* Exercise directions
Give the count of lines in the data that include the string "Global", with no added remarks.

* Exercise material

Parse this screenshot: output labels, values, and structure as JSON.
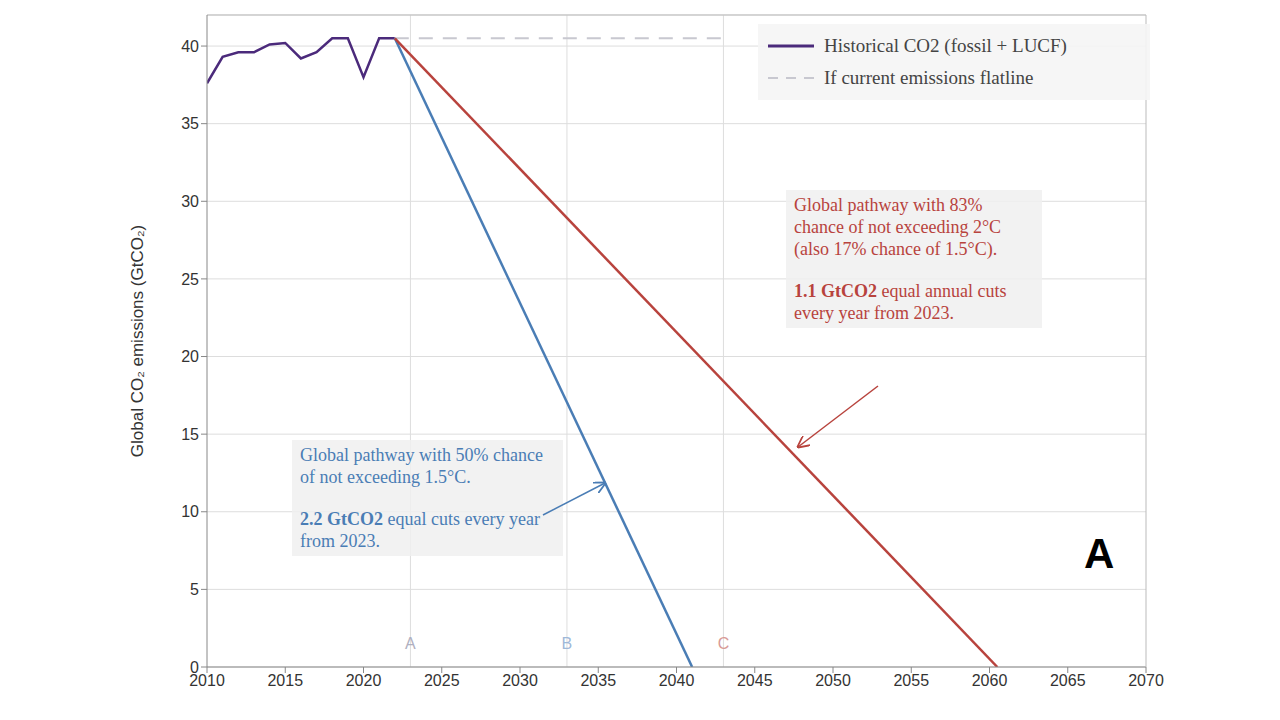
{
  "chart_data": {
    "type": "line",
    "y_label": "Global CO₂ emissions (GtCO₂)",
    "panel_label": "A",
    "xlim": [
      2010,
      2070
    ],
    "xticks": [
      2010,
      2015,
      2020,
      2025,
      2030,
      2035,
      2040,
      2045,
      2050,
      2055,
      2060,
      2065,
      2070
    ],
    "ylim": [
      0,
      42
    ],
    "yticks": [
      0,
      5,
      10,
      15,
      20,
      25,
      30,
      35,
      40
    ],
    "grid": true,
    "legend": "upper right",
    "markers": [
      {
        "x": 2023,
        "label": "A",
        "color": "#b0b0c0"
      },
      {
        "x": 2033,
        "label": "B",
        "color": "#9fb8d8"
      },
      {
        "x": 2043,
        "label": "C",
        "color": "#d89a96"
      }
    ],
    "series": [
      {
        "name": "Historical CO2 (fossil + LUCF)",
        "color": "#4b2a7b",
        "line_style": "solid",
        "x": [
          2010,
          2011,
          2012,
          2013,
          2014,
          2015,
          2016,
          2017,
          2018,
          2019,
          2020,
          2021,
          2022
        ],
        "values": [
          37.6,
          39.3,
          39.6,
          39.6,
          40.1,
          40.2,
          39.2,
          39.6,
          40.5,
          40.5,
          38.0,
          40.5,
          40.5
        ]
      },
      {
        "name": "If current emissions flatline",
        "color": "#c8c8d0",
        "line_style": "dashed",
        "x": [
          2022,
          2043
        ],
        "values": [
          40.5,
          40.5
        ]
      },
      {
        "color": "#4a7db5",
        "line_style": "solid",
        "x": [
          2022,
          2041
        ],
        "values": [
          40.5,
          0
        ],
        "annotation": {
          "text": "Global pathway with 50% chance of not exceeding 1.5°C.",
          "note_bold": "2.2 GtCO2",
          "note": "equal cuts every year from 2023."
        }
      },
      {
        "color": "#b8433d",
        "line_style": "solid",
        "x": [
          2022,
          2060.5
        ],
        "values": [
          40.5,
          0
        ],
        "annotation": {
          "text": "Global pathway with 83% chance of not exceeding 2°C (also 17% chance of 1.5°C).",
          "note_bold": "1.1 GtCO2",
          "note": "equal annual cuts every year from 2023."
        }
      }
    ]
  }
}
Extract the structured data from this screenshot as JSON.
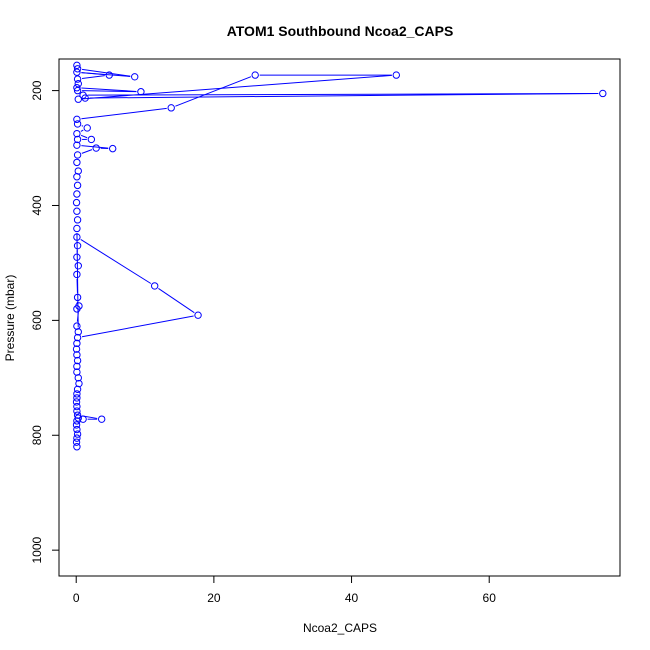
{
  "chart_data": {
    "type": "line",
    "title": "ATOM1 Southbound Ncoa2_CAPS",
    "xlabel": "Ncoa2_CAPS",
    "ylabel": "Pressure (mbar)",
    "xlim": [
      -2.5,
      79
    ],
    "ylim": [
      1045,
      145
    ],
    "y_reversed": true,
    "x_ticks": [
      0,
      20,
      40,
      60
    ],
    "y_ticks": [
      200,
      400,
      600,
      800,
      1000
    ],
    "grid": false,
    "series": [
      {
        "color": "#0000ff",
        "marker": "open-circle",
        "points": [
          [
            0.1,
            820
          ],
          [
            0.05,
            812
          ],
          [
            0.1,
            805
          ],
          [
            0.2,
            798
          ],
          [
            0.1,
            790
          ],
          [
            0.05,
            782
          ],
          [
            0.1,
            775
          ],
          [
            0.3,
            770
          ],
          [
            1,
            772
          ],
          [
            3.7,
            772
          ],
          [
            0.2,
            765
          ],
          [
            0.1,
            758
          ],
          [
            0.1,
            750
          ],
          [
            0.05,
            742
          ],
          [
            0.1,
            735
          ],
          [
            0.1,
            728
          ],
          [
            0.2,
            720
          ],
          [
            0.4,
            710
          ],
          [
            0.3,
            700
          ],
          [
            0.1,
            690
          ],
          [
            0.1,
            680
          ],
          [
            0.2,
            670
          ],
          [
            0.1,
            660
          ],
          [
            0.05,
            650
          ],
          [
            0.1,
            640
          ],
          [
            0.2,
            630
          ],
          [
            17.7,
            591
          ],
          [
            11.4,
            540
          ],
          [
            0.1,
            455
          ],
          [
            0.2,
            470
          ],
          [
            0.1,
            490
          ],
          [
            0.3,
            505
          ],
          [
            0.1,
            520
          ],
          [
            0.2,
            560
          ],
          [
            0.1,
            580
          ],
          [
            0.4,
            575
          ],
          [
            0.1,
            610
          ],
          [
            0.3,
            620
          ],
          [
            0.1,
            440
          ],
          [
            0.2,
            425
          ],
          [
            0.1,
            410
          ],
          [
            0.05,
            395
          ],
          [
            0.1,
            380
          ],
          [
            0.2,
            365
          ],
          [
            0.1,
            350
          ],
          [
            0.3,
            340
          ],
          [
            0.1,
            325
          ],
          [
            0.2,
            312
          ],
          [
            2.9,
            300
          ],
          [
            5.3,
            301
          ],
          [
            0.1,
            295
          ],
          [
            0.2,
            285
          ],
          [
            2.2,
            285
          ],
          [
            0.1,
            275
          ],
          [
            1.6,
            265
          ],
          [
            0.2,
            258
          ],
          [
            0.1,
            250
          ],
          [
            13.8,
            230
          ],
          [
            26,
            173
          ],
          [
            46.5,
            173
          ],
          [
            0.3,
            215
          ],
          [
            1.3,
            213
          ],
          [
            76.5,
            205
          ],
          [
            1,
            208
          ],
          [
            0.2,
            200
          ],
          [
            9.4,
            202
          ],
          [
            0.1,
            195
          ],
          [
            0.3,
            188
          ],
          [
            0.2,
            180
          ],
          [
            4.8,
            173
          ],
          [
            0.1,
            168
          ],
          [
            8.5,
            176
          ],
          [
            0.2,
            162
          ],
          [
            0.1,
            156
          ]
        ]
      }
    ]
  }
}
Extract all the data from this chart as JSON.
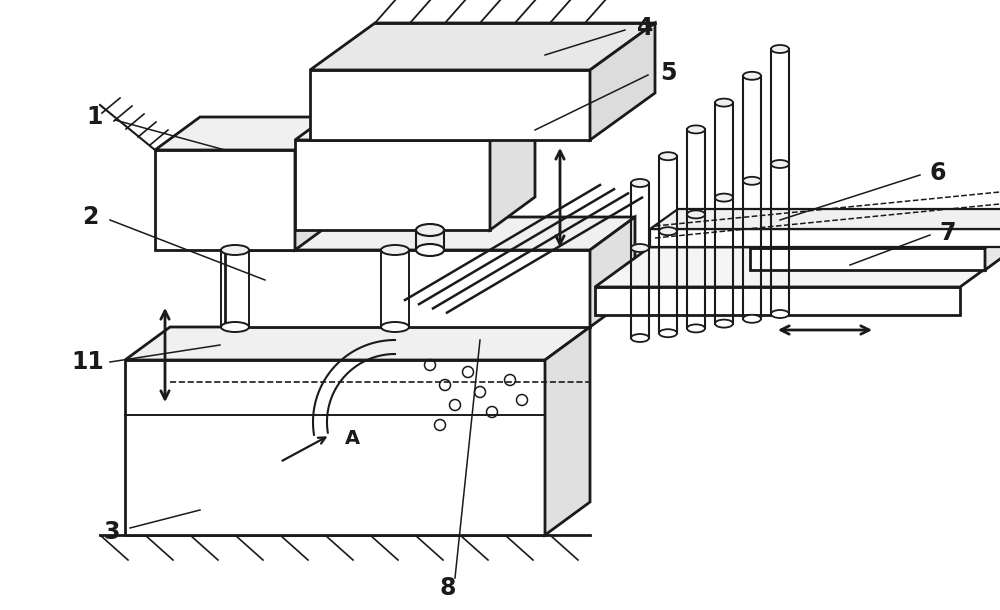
{
  "bg": "#ffffff",
  "lc": "#1a1a1a",
  "lw": 1.6,
  "lw2": 2.0,
  "fig_w": 10.0,
  "fig_h": 6.1
}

* Answer for this exercise
3